__PROBLEM DETAILS__: Everything in the listing must be repeated exactly, apart from the images.

__DATA TO USE__:

---*---

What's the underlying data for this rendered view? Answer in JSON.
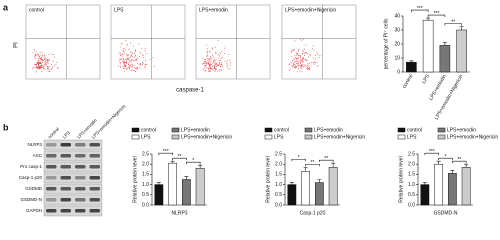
{
  "panel_labels": [
    "a",
    "b"
  ],
  "flow_cytometry": {
    "y_label": "PI",
    "x_label": "caspase-1",
    "plots": [
      "control",
      "LPS",
      "LPS+emodin",
      "LPS+emodin+Nigericin"
    ]
  },
  "western_blot": {
    "lanes": [
      "control",
      "LPS",
      "LPS+emodin",
      "LPS+emodin+Nigericin"
    ],
    "rows": [
      "NLRP3",
      "ASC",
      "Pro casp-1",
      "Casp-1 p20",
      "GSDMD",
      "GSDMD-N",
      "GAPDH"
    ]
  },
  "chart_data": [
    {
      "type": "bar",
      "y_label": "percentage of PI⁺ cells",
      "categories": [
        "control",
        "LPS",
        "LPS+emodin",
        "LPS+emodin+Nigericin"
      ],
      "values": [
        7,
        37,
        19,
        30
      ],
      "errors": [
        1,
        1.5,
        2,
        2.5
      ],
      "colors": [
        "#111111",
        "#ffffff",
        "#777777",
        "#cccccc"
      ],
      "ylim": [
        0,
        40
      ],
      "yticks": [
        0,
        10,
        20,
        30,
        40
      ],
      "significance": [
        {
          "pair": [
            0,
            1
          ],
          "label": "***"
        },
        {
          "pair": [
            1,
            2
          ],
          "label": "***"
        },
        {
          "pair": [
            2,
            3
          ],
          "label": "**"
        }
      ]
    },
    {
      "type": "bar",
      "y_label": "Relative protein level",
      "categories": [
        "NLRP3"
      ],
      "series": [
        {
          "name": "control",
          "color": "#111111",
          "values": [
            1.0
          ],
          "errors": [
            0.1
          ]
        },
        {
          "name": "LPS",
          "color": "#ffffff",
          "values": [
            2.05
          ],
          "errors": [
            0.1
          ]
        },
        {
          "name": "LPS+emodin",
          "color": "#777777",
          "values": [
            1.25
          ],
          "errors": [
            0.15
          ]
        },
        {
          "name": "LPS+emodin+Nigericin",
          "color": "#cccccc",
          "values": [
            1.8
          ],
          "errors": [
            0.15
          ]
        }
      ],
      "ylim": [
        0,
        2.5
      ],
      "yticks": [
        {
          "value": 0,
          "label": "0.0"
        },
        {
          "value": 0.5,
          "label": "0.5"
        },
        {
          "value": 1,
          "label": "1.0"
        },
        {
          "value": 1.5,
          "label": "1.5"
        },
        {
          "value": 2,
          "label": "2.0"
        },
        {
          "value": 2.5,
          "label": "2.5"
        }
      ],
      "significance": [
        {
          "pair": [
            0,
            1
          ],
          "label": "***"
        },
        {
          "pair": [
            1,
            2
          ],
          "label": "**"
        },
        {
          "pair": [
            2,
            3
          ],
          "label": "*"
        }
      ]
    },
    {
      "type": "bar",
      "y_label": "Relative protein level",
      "categories": [
        "Casp-1 p20"
      ],
      "series": [
        {
          "name": "control",
          "color": "#111111",
          "values": [
            1.0
          ],
          "errors": [
            0.1
          ]
        },
        {
          "name": "LPS",
          "color": "#ffffff",
          "values": [
            1.65
          ],
          "errors": [
            0.2
          ]
        },
        {
          "name": "LPS+emodin",
          "color": "#777777",
          "values": [
            1.1
          ],
          "errors": [
            0.15
          ]
        },
        {
          "name": "LPS+emodin+Nigericin",
          "color": "#cccccc",
          "values": [
            1.85
          ],
          "errors": [
            0.2
          ]
        }
      ],
      "ylim": [
        0,
        2.5
      ],
      "yticks": [
        {
          "value": 0,
          "label": "0.0"
        },
        {
          "value": 0.5,
          "label": "0.5"
        },
        {
          "value": 1,
          "label": "1.0"
        },
        {
          "value": 1.5,
          "label": "1.5"
        },
        {
          "value": 2,
          "label": "2.0"
        },
        {
          "value": 2.5,
          "label": "2.5"
        }
      ],
      "significance": [
        {
          "pair": [
            0,
            1
          ],
          "label": "*"
        },
        {
          "pair": [
            1,
            2
          ],
          "label": "**"
        },
        {
          "pair": [
            2,
            3
          ],
          "label": "**"
        }
      ]
    },
    {
      "type": "bar",
      "y_label": "Relative protein level",
      "categories": [
        "GSDMD-N"
      ],
      "series": [
        {
          "name": "control",
          "color": "#111111",
          "values": [
            1.0
          ],
          "errors": [
            0.1
          ]
        },
        {
          "name": "LPS",
          "color": "#ffffff",
          "values": [
            2.0
          ],
          "errors": [
            0.15
          ]
        },
        {
          "name": "LPS+emodin",
          "color": "#777777",
          "values": [
            1.55
          ],
          "errors": [
            0.15
          ]
        },
        {
          "name": "LPS+emodin+Nigericin",
          "color": "#cccccc",
          "values": [
            1.85
          ],
          "errors": [
            0.15
          ]
        }
      ],
      "ylim": [
        0,
        2.5
      ],
      "yticks": [
        {
          "value": 0,
          "label": "0.0"
        },
        {
          "value": 0.5,
          "label": "0.5"
        },
        {
          "value": 1,
          "label": "1.0"
        },
        {
          "value": 1.5,
          "label": "1.5"
        },
        {
          "value": 2,
          "label": "2.0"
        },
        {
          "value": 2.5,
          "label": "2.5"
        }
      ],
      "significance": [
        {
          "pair": [
            0,
            1
          ],
          "label": "***"
        },
        {
          "pair": [
            1,
            2
          ],
          "label": "*"
        },
        {
          "pair": [
            2,
            3
          ],
          "label": "**"
        }
      ]
    }
  ]
}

---*---

__FINISHED TASK__:
What's the underlying data for this rendered view? Answer in JSON.
{
  "panel_labels": [
    "a",
    "b"
  ],
  "flow_cytometry": {
    "y_label": "PI",
    "x_label": "caspase-1",
    "plots": [
      "control",
      "LPS",
      "LPS+emodin",
      "LPS+emodin+Nigericin"
    ]
  },
  "western_blot": {
    "lanes": [
      "control",
      "LPS",
      "LPS+emodin",
      "LPS+emodin+Nigericin"
    ],
    "rows": [
      "NLRP3",
      "ASC",
      "Pro casp-1",
      "Casp-1 p20",
      "GSDMD",
      "GSDMD-N",
      "GAPDH"
    ]
  },
  "chart_data": [
    {
      "type": "bar",
      "y_label": "percentage of PI⁺ cells",
      "categories": [
        "control",
        "LPS",
        "LPS+emodin",
        "LPS+emodin+Nigericin"
      ],
      "values": [
        7,
        37,
        19,
        30
      ],
      "errors": [
        1,
        1.5,
        2,
        2.5
      ],
      "colors": [
        "#111111",
        "#ffffff",
        "#777777",
        "#cccccc"
      ],
      "ylim": [
        0,
        40
      ],
      "yticks": [
        0,
        10,
        20,
        30,
        40
      ],
      "significance": [
        {
          "pair": [
            0,
            1
          ],
          "label": "***"
        },
        {
          "pair": [
            1,
            2
          ],
          "label": "***"
        },
        {
          "pair": [
            2,
            3
          ],
          "label": "**"
        }
      ]
    },
    {
      "type": "bar",
      "y_label": "Relative protein level",
      "categories": [
        "NLRP3"
      ],
      "series": [
        {
          "name": "control",
          "color": "#111111",
          "values": [
            1.0
          ],
          "errors": [
            0.1
          ]
        },
        {
          "name": "LPS",
          "color": "#ffffff",
          "values": [
            2.05
          ],
          "errors": [
            0.1
          ]
        },
        {
          "name": "LPS+emodin",
          "color": "#777777",
          "values": [
            1.25
          ],
          "errors": [
            0.15
          ]
        },
        {
          "name": "LPS+emodin+Nigericin",
          "color": "#cccccc",
          "values": [
            1.8
          ],
          "errors": [
            0.15
          ]
        }
      ],
      "ylim": [
        0,
        2.5
      ],
      "yticks": [
        {
          "value": 0,
          "label": "0.0"
        },
        {
          "value": 0.5,
          "label": "0.5"
        },
        {
          "value": 1,
          "label": "1.0"
        },
        {
          "value": 1.5,
          "label": "1.5"
        },
        {
          "value": 2,
          "label": "2.0"
        },
        {
          "value": 2.5,
          "label": "2.5"
        }
      ],
      "significance": [
        {
          "pair": [
            0,
            1
          ],
          "label": "***"
        },
        {
          "pair": [
            1,
            2
          ],
          "label": "**"
        },
        {
          "pair": [
            2,
            3
          ],
          "label": "*"
        }
      ]
    },
    {
      "type": "bar",
      "y_label": "Relative protein level",
      "categories": [
        "Casp-1 p20"
      ],
      "series": [
        {
          "name": "control",
          "color": "#111111",
          "values": [
            1.0
          ],
          "errors": [
            0.1
          ]
        },
        {
          "name": "LPS",
          "color": "#ffffff",
          "values": [
            1.65
          ],
          "errors": [
            0.2
          ]
        },
        {
          "name": "LPS+emodin",
          "color": "#777777",
          "values": [
            1.1
          ],
          "errors": [
            0.15
          ]
        },
        {
          "name": "LPS+emodin+Nigericin",
          "color": "#cccccc",
          "values": [
            1.85
          ],
          "errors": [
            0.2
          ]
        }
      ],
      "ylim": [
        0,
        2.5
      ],
      "yticks": [
        {
          "value": 0,
          "label": "0.0"
        },
        {
          "value": 0.5,
          "label": "0.5"
        },
        {
          "value": 1,
          "label": "1.0"
        },
        {
          "value": 1.5,
          "label": "1.5"
        },
        {
          "value": 2,
          "label": "2.0"
        },
        {
          "value": 2.5,
          "label": "2.5"
        }
      ],
      "significance": [
        {
          "pair": [
            0,
            1
          ],
          "label": "*"
        },
        {
          "pair": [
            1,
            2
          ],
          "label": "**"
        },
        {
          "pair": [
            2,
            3
          ],
          "label": "**"
        }
      ]
    },
    {
      "type": "bar",
      "y_label": "Relative protein level",
      "categories": [
        "GSDMD-N"
      ],
      "series": [
        {
          "name": "control",
          "color": "#111111",
          "values": [
            1.0
          ],
          "errors": [
            0.1
          ]
        },
        {
          "name": "LPS",
          "color": "#ffffff",
          "values": [
            2.0
          ],
          "errors": [
            0.15
          ]
        },
        {
          "name": "LPS+emodin",
          "color": "#777777",
          "values": [
            1.55
          ],
          "errors": [
            0.15
          ]
        },
        {
          "name": "LPS+emodin+Nigericin",
          "color": "#cccccc",
          "values": [
            1.85
          ],
          "errors": [
            0.15
          ]
        }
      ],
      "ylim": [
        0,
        2.5
      ],
      "yticks": [
        {
          "value": 0,
          "label": "0.0"
        },
        {
          "value": 0.5,
          "label": "0.5"
        },
        {
          "value": 1,
          "label": "1.0"
        },
        {
          "value": 1.5,
          "label": "1.5"
        },
        {
          "value": 2,
          "label": "2.0"
        },
        {
          "value": 2.5,
          "label": "2.5"
        }
      ],
      "significance": [
        {
          "pair": [
            0,
            1
          ],
          "label": "***"
        },
        {
          "pair": [
            1,
            2
          ],
          "label": "*"
        },
        {
          "pair": [
            2,
            3
          ],
          "label": "**"
        }
      ]
    }
  ]
}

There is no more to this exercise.